======== DATA PROVIDED

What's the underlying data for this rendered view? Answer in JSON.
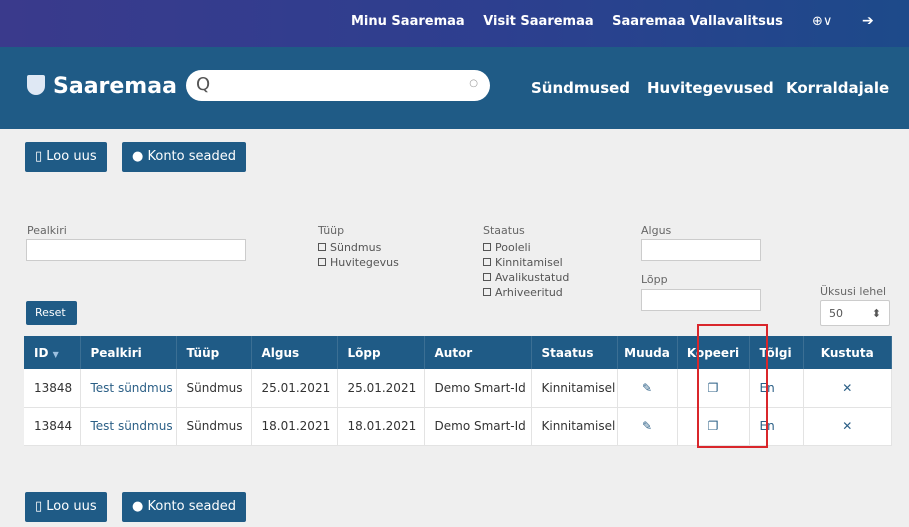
{
  "topbar": {
    "links": [
      "Minu Saaremaa",
      "Visit Saaremaa",
      "Saaremaa Vallavalitsus"
    ],
    "globe": "⊕∨",
    "logout": "➔"
  },
  "mainbar": {
    "brand": "Saaremaa",
    "search_placeholder": "",
    "nav": [
      "Sündmused",
      "Huvitegevused",
      "Korraldajale"
    ]
  },
  "actions": {
    "new_label": "Loo uus",
    "account_label": "Konto seaded"
  },
  "filters": {
    "title_label": "Pealkiri",
    "type_label": "Tüüp",
    "type_options": [
      "Sündmus",
      "Huvitegevus"
    ],
    "status_label": "Staatus",
    "status_options": [
      "Pooleli",
      "Kinnitamisel",
      "Avalikustatud",
      "Arhiveeritud"
    ],
    "start_label": "Algus",
    "end_label": "Lõpp",
    "per_page_label": "Üksusi lehel",
    "per_page_value": "50",
    "reset_label": "Reset"
  },
  "table": {
    "columns": [
      "ID",
      "Pealkiri",
      "Tüüp",
      "Algus",
      "Lõpp",
      "Autor",
      "Staatus",
      "Muuda",
      "Kopeeri",
      "Tõlgi",
      "Kustuta"
    ],
    "rows": [
      [
        "13848",
        "Test sündmus",
        "Sündmus",
        "25.01.2021",
        "25.01.2021",
        "Demo Smart-Id",
        "Kinnitamisel",
        "✎",
        "❐",
        "En",
        "✕"
      ],
      [
        "13844",
        "Test sündmus",
        "Sündmus",
        "18.01.2021",
        "18.01.2021",
        "Demo Smart-Id",
        "Kinnitamisel",
        "✎",
        "❐",
        "En",
        "✕"
      ]
    ]
  }
}
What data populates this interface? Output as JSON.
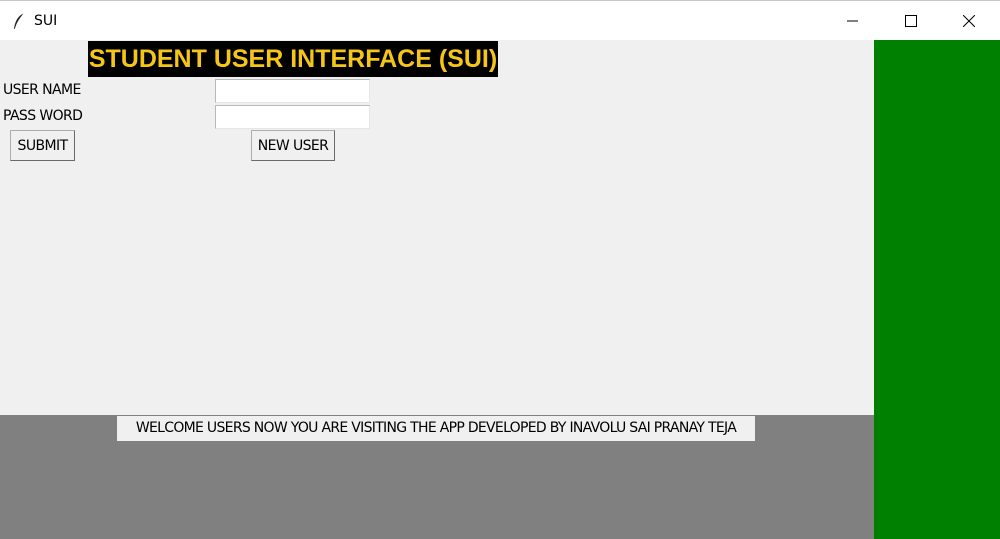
{
  "window": {
    "title": "SUI",
    "icon": "feather-icon",
    "controls": {
      "minimize": "minimize-icon",
      "maximize": "maximize-icon",
      "close": "close-icon"
    }
  },
  "form": {
    "heading": "STUDENT USER INTERFACE (SUI)",
    "username_label": "USER NAME",
    "username_value": "",
    "password_label": "PASS WORD",
    "password_value": "",
    "submit_label": "SUBMIT",
    "new_user_label": "NEW USER"
  },
  "footer": {
    "message": "WELCOME USERS NOW YOU ARE VISITING THE APP DEVELOPED BY INAVOLU SAI PRANAY TEJA"
  },
  "colors": {
    "heading_bg": "#000000",
    "heading_text": "#f5c518",
    "side_panel": "#008000",
    "bottom_band": "#808080",
    "window_bg": "#f0f0f0"
  }
}
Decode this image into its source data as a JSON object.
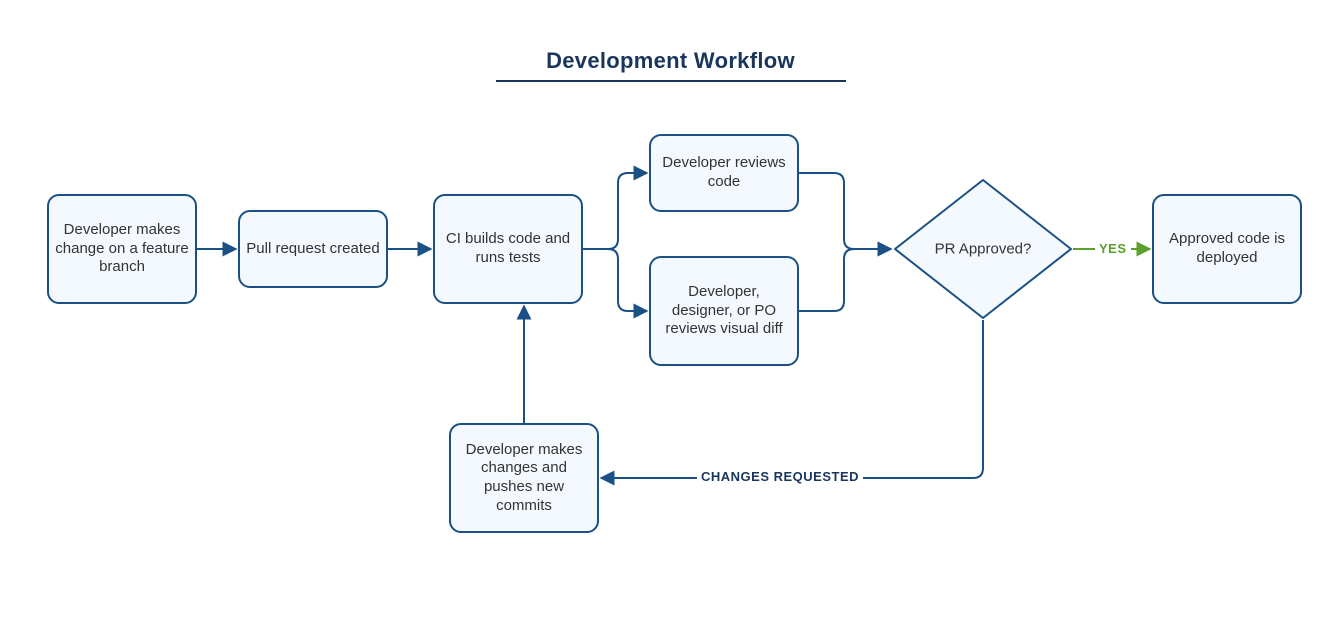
{
  "title": "Development Workflow",
  "nodes": {
    "n1": "Developer makes change on a feature branch",
    "n2": "Pull request created",
    "n3": "CI builds code and runs tests",
    "n4": "Developer reviews code",
    "n5": "Developer, designer, or PO reviews visual diff",
    "n6": "PR Approved?",
    "n7": "Approved code is deployed",
    "n8": "Developer makes changes and pushes new commits"
  },
  "edges": {
    "yes": "YES",
    "changes": "CHANGES REQUESTED"
  },
  "colors": {
    "stroke": "#1b5084",
    "fill": "#f3f9ff",
    "yes": "#5aa02c"
  }
}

================

PROBLEM: Omit every picture, then reproduce the rest of the listing exactly.

RESULT OF THE TASK:
What's the underlying data for this rendered view? Answer in JSON.
{
  "topbar": {
    "links": [
      "Minu Saaremaa",
      "Visit Saaremaa",
      "Saaremaa Vallavalitsus"
    ],
    "globe": "⊕∨",
    "logout": "➔"
  },
  "mainbar": {
    "brand": "Saaremaa",
    "search_placeholder": "",
    "nav": [
      "Sündmused",
      "Huvitegevused",
      "Korraldajale"
    ]
  },
  "actions": {
    "new_label": "Loo uus",
    "account_label": "Konto seaded"
  },
  "filters": {
    "title_label": "Pealkiri",
    "type_label": "Tüüp",
    "type_options": [
      "Sündmus",
      "Huvitegevus"
    ],
    "status_label": "Staatus",
    "status_options": [
      "Pooleli",
      "Kinnitamisel",
      "Avalikustatud",
      "Arhiveeritud"
    ],
    "start_label": "Algus",
    "end_label": "Lõpp",
    "per_page_label": "Üksusi lehel",
    "per_page_value": "50",
    "reset_label": "Reset"
  },
  "table": {
    "columns": [
      "ID",
      "Pealkiri",
      "Tüüp",
      "Algus",
      "Lõpp",
      "Autor",
      "Staatus",
      "Muuda",
      "Kopeeri",
      "Tõlgi",
      "Kustuta"
    ],
    "rows": [
      [
        "13848",
        "Test sündmus",
        "Sündmus",
        "25.01.2021",
        "25.01.2021",
        "Demo Smart-Id",
        "Kinnitamisel",
        "✎",
        "❐",
        "En",
        "✕"
      ],
      [
        "13844",
        "Test sündmus",
        "Sündmus",
        "18.01.2021",
        "18.01.2021",
        "Demo Smart-Id",
        "Kinnitamisel",
        "✎",
        "❐",
        "En",
        "✕"
      ]
    ]
  }
}
What data populates this interface? Output as JSON.
{
  "window": {
    "title": "SUI",
    "icon": "feather-icon",
    "controls": {
      "minimize": "minimize-icon",
      "maximize": "maximize-icon",
      "close": "close-icon"
    }
  },
  "form": {
    "heading": "STUDENT USER INTERFACE (SUI)",
    "username_label": "USER NAME",
    "username_value": "",
    "password_label": "PASS WORD",
    "password_value": "",
    "submit_label": "SUBMIT",
    "new_user_label": "NEW USER"
  },
  "footer": {
    "message": "WELCOME USERS NOW YOU ARE VISITING THE APP DEVELOPED BY INAVOLU SAI PRANAY TEJA"
  },
  "colors": {
    "heading_bg": "#000000",
    "heading_text": "#f5c518",
    "side_panel": "#008000",
    "bottom_band": "#808080",
    "window_bg": "#f0f0f0"
  }
}
Decode this image into its source data as a JSON object.
{
  "title": "Development Workflow",
  "nodes": {
    "n1": "Developer makes change on a feature branch",
    "n2": "Pull request created",
    "n3": "CI builds code and runs tests",
    "n4": "Developer reviews code",
    "n5": "Developer, designer, or PO reviews visual diff",
    "n6": "PR Approved?",
    "n7": "Approved code is deployed",
    "n8": "Developer makes changes and pushes new commits"
  },
  "edges": {
    "yes": "YES",
    "changes": "CHANGES REQUESTED"
  },
  "colors": {
    "stroke": "#1b5084",
    "fill": "#f3f9ff",
    "yes": "#5aa02c"
  }
}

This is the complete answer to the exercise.